Task statement: Of the lines in these entries, how many contain the string "What"? Give the number and nothing else.

Source material:
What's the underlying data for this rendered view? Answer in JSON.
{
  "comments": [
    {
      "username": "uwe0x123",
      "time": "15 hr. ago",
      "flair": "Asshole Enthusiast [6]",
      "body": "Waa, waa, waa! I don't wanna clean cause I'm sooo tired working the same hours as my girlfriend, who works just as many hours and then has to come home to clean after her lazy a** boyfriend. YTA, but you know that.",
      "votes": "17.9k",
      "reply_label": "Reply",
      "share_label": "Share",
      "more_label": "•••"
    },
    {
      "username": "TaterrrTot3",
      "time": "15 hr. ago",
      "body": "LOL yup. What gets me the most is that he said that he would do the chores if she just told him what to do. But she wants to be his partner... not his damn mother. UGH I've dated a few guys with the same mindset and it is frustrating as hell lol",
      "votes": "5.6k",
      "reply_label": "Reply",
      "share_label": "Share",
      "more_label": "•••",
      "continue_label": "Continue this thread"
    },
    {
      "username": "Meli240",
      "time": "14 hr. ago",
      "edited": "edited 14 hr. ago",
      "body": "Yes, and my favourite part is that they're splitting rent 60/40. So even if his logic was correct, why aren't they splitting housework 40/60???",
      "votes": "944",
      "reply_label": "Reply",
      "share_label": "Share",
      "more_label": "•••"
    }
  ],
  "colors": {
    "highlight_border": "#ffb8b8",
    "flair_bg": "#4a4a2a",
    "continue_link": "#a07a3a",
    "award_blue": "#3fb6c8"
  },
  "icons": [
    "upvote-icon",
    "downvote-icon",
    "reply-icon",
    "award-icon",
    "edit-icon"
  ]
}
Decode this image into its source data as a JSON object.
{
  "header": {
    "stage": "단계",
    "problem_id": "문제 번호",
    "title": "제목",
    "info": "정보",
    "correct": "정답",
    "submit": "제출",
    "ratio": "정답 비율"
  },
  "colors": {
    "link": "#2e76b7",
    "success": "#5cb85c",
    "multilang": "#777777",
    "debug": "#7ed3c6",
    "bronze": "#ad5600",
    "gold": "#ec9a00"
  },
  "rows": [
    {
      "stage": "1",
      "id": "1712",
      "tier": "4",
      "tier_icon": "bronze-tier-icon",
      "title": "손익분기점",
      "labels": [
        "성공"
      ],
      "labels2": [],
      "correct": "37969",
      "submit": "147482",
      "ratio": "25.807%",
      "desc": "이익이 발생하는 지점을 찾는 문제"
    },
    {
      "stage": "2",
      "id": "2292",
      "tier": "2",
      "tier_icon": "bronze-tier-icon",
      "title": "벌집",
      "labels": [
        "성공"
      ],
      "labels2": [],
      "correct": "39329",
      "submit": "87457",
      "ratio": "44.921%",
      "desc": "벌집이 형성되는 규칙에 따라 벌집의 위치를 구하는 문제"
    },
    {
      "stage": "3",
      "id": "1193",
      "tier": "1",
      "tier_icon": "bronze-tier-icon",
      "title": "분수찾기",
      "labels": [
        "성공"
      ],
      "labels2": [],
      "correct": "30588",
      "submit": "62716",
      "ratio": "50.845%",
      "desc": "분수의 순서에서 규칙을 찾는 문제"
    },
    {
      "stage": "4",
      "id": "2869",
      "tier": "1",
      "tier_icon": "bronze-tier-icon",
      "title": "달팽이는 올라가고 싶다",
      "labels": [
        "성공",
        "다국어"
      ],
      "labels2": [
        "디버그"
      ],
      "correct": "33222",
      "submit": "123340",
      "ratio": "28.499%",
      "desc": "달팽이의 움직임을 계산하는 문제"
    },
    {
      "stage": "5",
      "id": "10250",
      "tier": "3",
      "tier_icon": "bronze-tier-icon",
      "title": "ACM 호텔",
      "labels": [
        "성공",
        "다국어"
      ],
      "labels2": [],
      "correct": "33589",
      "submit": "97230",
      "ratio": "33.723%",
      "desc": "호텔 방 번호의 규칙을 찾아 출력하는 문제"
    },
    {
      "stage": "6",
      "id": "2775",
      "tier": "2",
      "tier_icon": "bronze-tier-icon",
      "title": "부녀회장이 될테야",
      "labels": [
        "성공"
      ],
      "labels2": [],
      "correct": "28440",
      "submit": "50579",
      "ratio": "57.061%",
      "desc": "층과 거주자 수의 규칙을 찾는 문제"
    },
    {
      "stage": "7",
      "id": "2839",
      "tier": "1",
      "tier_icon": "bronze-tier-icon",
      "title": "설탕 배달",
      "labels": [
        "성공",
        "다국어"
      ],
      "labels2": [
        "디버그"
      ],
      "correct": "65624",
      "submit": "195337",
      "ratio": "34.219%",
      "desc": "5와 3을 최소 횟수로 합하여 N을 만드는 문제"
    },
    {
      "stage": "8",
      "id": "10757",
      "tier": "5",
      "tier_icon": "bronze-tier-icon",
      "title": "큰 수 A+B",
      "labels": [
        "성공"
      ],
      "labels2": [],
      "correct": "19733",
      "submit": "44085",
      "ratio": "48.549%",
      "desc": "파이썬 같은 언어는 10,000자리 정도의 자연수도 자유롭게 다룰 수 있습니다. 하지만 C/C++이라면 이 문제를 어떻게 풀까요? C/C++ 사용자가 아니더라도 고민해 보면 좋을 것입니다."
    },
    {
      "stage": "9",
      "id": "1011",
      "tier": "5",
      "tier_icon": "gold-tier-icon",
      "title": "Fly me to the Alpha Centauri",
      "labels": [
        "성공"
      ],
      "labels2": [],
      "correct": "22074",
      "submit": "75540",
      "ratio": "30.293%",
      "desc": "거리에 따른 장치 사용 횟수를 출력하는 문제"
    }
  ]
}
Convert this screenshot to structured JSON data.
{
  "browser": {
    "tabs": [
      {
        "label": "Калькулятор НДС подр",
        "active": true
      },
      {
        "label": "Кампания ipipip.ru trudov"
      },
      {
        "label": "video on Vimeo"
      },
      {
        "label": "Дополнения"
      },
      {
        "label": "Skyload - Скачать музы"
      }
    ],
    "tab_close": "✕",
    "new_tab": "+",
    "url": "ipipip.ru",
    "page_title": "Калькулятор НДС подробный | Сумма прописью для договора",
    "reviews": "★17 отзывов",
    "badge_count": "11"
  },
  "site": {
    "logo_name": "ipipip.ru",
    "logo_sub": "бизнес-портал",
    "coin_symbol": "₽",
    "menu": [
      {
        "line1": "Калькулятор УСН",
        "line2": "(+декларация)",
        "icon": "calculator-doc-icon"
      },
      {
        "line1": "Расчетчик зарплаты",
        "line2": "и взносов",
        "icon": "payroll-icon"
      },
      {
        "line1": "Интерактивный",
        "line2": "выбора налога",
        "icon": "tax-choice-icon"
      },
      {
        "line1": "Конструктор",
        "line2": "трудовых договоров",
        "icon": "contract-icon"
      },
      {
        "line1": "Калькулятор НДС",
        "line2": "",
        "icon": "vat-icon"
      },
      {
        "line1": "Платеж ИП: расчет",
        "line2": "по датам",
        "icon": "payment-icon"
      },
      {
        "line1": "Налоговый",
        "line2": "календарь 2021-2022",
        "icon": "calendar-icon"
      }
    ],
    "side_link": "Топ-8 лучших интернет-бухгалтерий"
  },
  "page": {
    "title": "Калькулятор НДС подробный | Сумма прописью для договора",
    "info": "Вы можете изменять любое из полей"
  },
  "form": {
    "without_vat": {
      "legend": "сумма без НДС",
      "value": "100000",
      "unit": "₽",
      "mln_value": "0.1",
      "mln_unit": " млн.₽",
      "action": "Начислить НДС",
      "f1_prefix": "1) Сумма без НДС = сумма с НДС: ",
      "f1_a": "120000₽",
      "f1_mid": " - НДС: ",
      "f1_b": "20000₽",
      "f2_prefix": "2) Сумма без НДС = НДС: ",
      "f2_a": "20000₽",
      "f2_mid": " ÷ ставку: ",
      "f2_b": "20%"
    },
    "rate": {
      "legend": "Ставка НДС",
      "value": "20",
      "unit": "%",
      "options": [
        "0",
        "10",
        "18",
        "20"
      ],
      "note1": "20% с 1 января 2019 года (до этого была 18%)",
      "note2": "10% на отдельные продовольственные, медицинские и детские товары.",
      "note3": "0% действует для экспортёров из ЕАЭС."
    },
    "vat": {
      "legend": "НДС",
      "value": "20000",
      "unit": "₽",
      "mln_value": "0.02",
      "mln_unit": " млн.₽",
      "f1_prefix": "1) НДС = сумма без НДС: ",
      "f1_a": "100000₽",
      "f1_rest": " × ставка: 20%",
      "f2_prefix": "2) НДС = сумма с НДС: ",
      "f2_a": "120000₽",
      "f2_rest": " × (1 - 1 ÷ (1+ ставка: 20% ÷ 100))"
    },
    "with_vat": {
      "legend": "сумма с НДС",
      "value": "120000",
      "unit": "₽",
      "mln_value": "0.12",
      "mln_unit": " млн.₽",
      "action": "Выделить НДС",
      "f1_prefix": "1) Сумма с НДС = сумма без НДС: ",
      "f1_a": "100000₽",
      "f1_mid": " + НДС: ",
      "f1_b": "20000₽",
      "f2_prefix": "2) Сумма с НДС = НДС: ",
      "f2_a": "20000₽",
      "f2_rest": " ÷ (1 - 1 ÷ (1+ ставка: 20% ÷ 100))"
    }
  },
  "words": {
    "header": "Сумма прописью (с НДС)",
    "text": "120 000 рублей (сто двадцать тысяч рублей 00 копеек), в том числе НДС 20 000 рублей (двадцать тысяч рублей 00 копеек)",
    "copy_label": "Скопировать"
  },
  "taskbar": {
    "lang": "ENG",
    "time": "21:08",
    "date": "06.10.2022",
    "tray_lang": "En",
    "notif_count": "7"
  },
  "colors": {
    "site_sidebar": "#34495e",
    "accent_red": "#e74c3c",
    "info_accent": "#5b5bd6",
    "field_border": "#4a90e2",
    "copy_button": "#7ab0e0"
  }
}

Complete answer: 2